(Image region annotations)
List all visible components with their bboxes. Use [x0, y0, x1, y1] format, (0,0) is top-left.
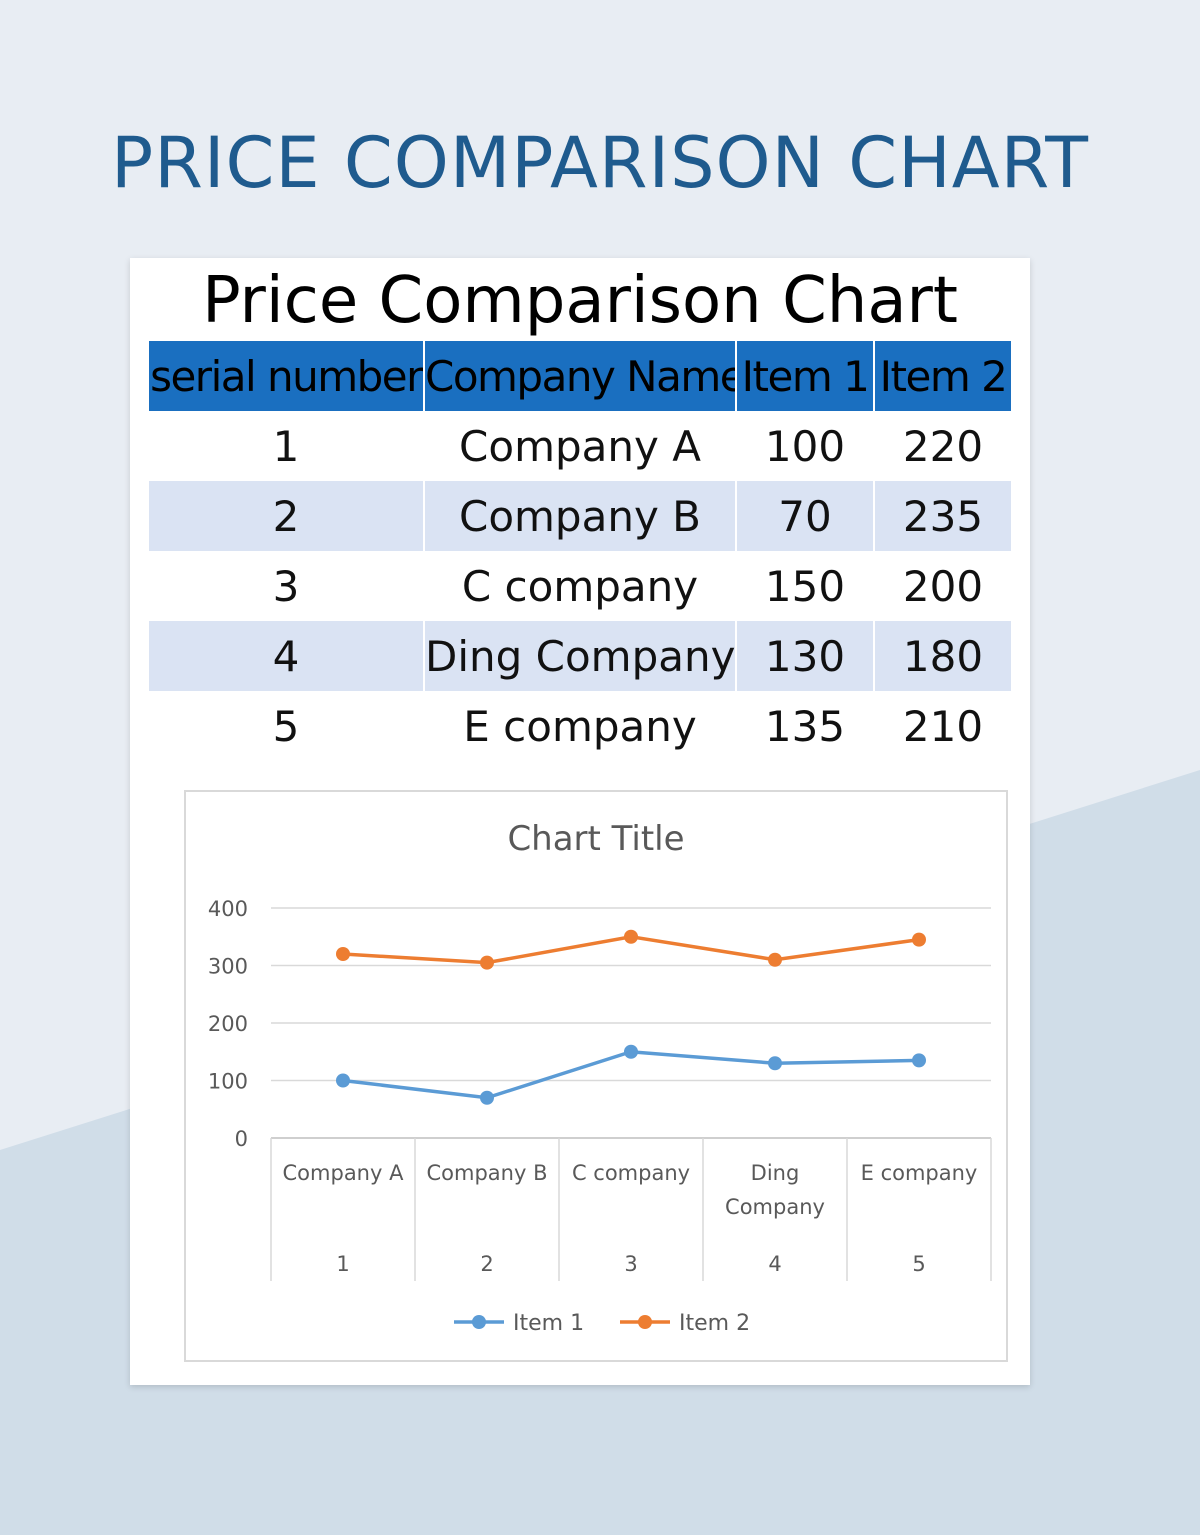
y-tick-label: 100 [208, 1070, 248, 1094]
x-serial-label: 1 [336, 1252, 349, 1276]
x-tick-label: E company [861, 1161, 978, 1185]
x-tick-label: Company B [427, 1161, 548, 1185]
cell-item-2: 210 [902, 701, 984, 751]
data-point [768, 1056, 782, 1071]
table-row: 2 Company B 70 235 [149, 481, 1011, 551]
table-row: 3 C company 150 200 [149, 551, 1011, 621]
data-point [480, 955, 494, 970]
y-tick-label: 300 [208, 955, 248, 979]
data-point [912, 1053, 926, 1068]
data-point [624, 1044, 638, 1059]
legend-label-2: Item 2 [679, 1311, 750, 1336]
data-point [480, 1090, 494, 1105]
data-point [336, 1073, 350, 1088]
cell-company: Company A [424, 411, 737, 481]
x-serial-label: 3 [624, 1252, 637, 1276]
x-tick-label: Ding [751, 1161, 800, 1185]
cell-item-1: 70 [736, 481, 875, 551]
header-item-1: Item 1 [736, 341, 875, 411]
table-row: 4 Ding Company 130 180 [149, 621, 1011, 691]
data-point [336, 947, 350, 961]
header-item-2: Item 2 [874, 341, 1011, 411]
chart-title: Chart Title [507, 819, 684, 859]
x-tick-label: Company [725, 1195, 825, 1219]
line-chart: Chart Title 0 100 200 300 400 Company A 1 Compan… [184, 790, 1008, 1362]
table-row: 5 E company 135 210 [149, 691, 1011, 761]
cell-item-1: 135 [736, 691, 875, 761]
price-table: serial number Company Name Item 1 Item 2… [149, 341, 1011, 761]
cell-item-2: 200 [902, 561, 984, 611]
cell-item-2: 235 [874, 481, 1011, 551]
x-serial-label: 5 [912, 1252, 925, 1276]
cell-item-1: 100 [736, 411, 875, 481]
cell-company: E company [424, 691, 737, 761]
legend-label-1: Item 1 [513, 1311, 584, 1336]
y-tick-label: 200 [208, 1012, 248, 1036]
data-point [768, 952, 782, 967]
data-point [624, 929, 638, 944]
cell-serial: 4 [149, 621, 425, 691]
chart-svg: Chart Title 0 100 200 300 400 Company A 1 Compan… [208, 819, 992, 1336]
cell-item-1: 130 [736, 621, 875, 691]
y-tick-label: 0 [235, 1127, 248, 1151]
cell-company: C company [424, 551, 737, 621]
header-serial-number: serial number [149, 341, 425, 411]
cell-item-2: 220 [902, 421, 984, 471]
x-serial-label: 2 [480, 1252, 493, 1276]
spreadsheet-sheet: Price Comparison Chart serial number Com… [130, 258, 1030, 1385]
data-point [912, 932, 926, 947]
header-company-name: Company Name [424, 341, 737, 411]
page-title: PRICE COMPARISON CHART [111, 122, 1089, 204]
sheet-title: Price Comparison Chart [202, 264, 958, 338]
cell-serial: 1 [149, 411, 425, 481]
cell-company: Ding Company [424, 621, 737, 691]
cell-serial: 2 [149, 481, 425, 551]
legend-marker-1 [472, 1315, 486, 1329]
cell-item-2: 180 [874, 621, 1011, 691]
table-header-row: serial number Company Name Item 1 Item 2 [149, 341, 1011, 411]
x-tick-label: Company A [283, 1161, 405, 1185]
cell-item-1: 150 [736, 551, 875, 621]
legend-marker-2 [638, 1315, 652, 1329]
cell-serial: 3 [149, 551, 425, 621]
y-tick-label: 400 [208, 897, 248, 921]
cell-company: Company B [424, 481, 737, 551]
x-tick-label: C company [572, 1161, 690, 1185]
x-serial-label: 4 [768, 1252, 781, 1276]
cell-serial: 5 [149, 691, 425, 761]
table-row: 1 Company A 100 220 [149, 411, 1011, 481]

◆ Exercise goal:
Format every line of the entries above as a numbered list, skipping blank lines and leaving out the pictures.

◆ Correct answer:
1. List all visible components with their bboxes. Use [x0, y0, x1, y1] format, (0,0) is top-left.
2. y-tick-label: 100 [208, 1070, 248, 1094]
3. x-serial-label: 1 [336, 1252, 349, 1276]
4. x-tick-label: E company [861, 1161, 978, 1185]
5. x-tick-label: Company B [427, 1161, 548, 1185]
6. cell-item-2: 210 [902, 701, 984, 751]
7. data-point [768, 1056, 782, 1071]
8. table-row: 2 Company B 70 235 [149, 481, 1011, 551]
9. table-row: 3 C company 150 200 [149, 551, 1011, 621]
10. data-point [480, 955, 494, 970]
11. y-tick-label: 300 [208, 955, 248, 979]
12. data-point [912, 1053, 926, 1068]
13. data-point [624, 1044, 638, 1059]
14. legend-label-2: Item 2 [679, 1311, 750, 1336]
15. data-point [480, 1090, 494, 1105]
16. data-point [336, 1073, 350, 1088]
17. cell-company: Company A [424, 411, 737, 481]
18. x-serial-label: 3 [624, 1252, 637, 1276]
19. x-tick-label: Ding [751, 1161, 800, 1185]
20. cell-item-1: 70 [736, 481, 875, 551]
21. header-item-1: Item 1 [736, 341, 875, 411]
22. table-row: 4 Ding Company 130 180 [149, 621, 1011, 691]
23. data-point [336, 947, 350, 961]
24. header-item-2: Item 2 [874, 341, 1011, 411]
25. chart-title: Chart Title [507, 819, 684, 859]
26. x-tick-label: Company [725, 1195, 825, 1219]
27. line-chart: Chart Title 0 100 200 300 400 Company A 1 Compan… [184, 790, 1008, 1362]
28. table-row: 5 E company 135 210 [149, 691, 1011, 761]
29. cell-item-1: 135 [736, 691, 875, 761]
30. price-table: serial number Company Name Item 1 Item 2… [149, 341, 1011, 761]
31. cell-item-2: 200 [902, 561, 984, 611]
32. cell-item-2: 235 [874, 481, 1011, 551]
33. x-serial-label: 5 [912, 1252, 925, 1276]
34. cell-item-1: 100 [736, 411, 875, 481]
35. cell-company: E company [424, 691, 737, 761]
36. legend-label-1: Item 1 [513, 1311, 584, 1336]
37. y-tick-label: 200 [208, 1012, 248, 1036]
38. data-point [768, 952, 782, 967]
39. data-point [624, 929, 638, 944]
40. cell-serial: 4 [149, 621, 425, 691]
41. chart-svg: Chart Title 0 100 200 300 400 Company A 1 Compan… [208, 819, 992, 1336]
42. cell-item-1: 130 [736, 621, 875, 691]
43. y-tick-label: 0 [235, 1127, 248, 1151]
44. cell-company: C company [424, 551, 737, 621]
45. header-serial-number: serial number [149, 341, 425, 411]
46. cell-item-2: 220 [902, 421, 984, 471]
47. x-serial-label: 2 [480, 1252, 493, 1276]
48. spreadsheet-sheet: Price Comparison Chart serial number Com… [130, 258, 1030, 1385]
49. data-point [912, 932, 926, 947]
50. header-company-name: Company Name [424, 341, 737, 411]
51. page-title: PRICE COMPARISON CHART [111, 122, 1089, 204]
52. sheet-title: Price Comparison Chart [202, 264, 958, 338]
53. cell-serial: 1 [149, 411, 425, 481]
54. cell-company: Ding Company [424, 621, 737, 691]
55. cell-serial: 2 [149, 481, 425, 551]
56. legend-marker-1 [472, 1315, 486, 1329]
57. cell-item-2: 180 [874, 621, 1011, 691]
58. table-header-row: serial number Company Name Item 1 Item 2 [149, 341, 1011, 411]
59. x-tick-label: Company A [283, 1161, 405, 1185]
60. cell-item-1: 150 [736, 551, 875, 621]
61. legend-marker-2 [638, 1315, 652, 1329]
62. cell-serial: 3 [149, 551, 425, 621]
63. y-tick-label: 400 [208, 897, 248, 921]
64. cell-company: Company B [424, 481, 737, 551]
65. x-tick-label: C company [572, 1161, 690, 1185]
66. x-serial-label: 4 [768, 1252, 781, 1276]
67. cell-serial: 5 [149, 691, 425, 761]
68. table-row: 1 Company A 100 220 [149, 411, 1011, 481]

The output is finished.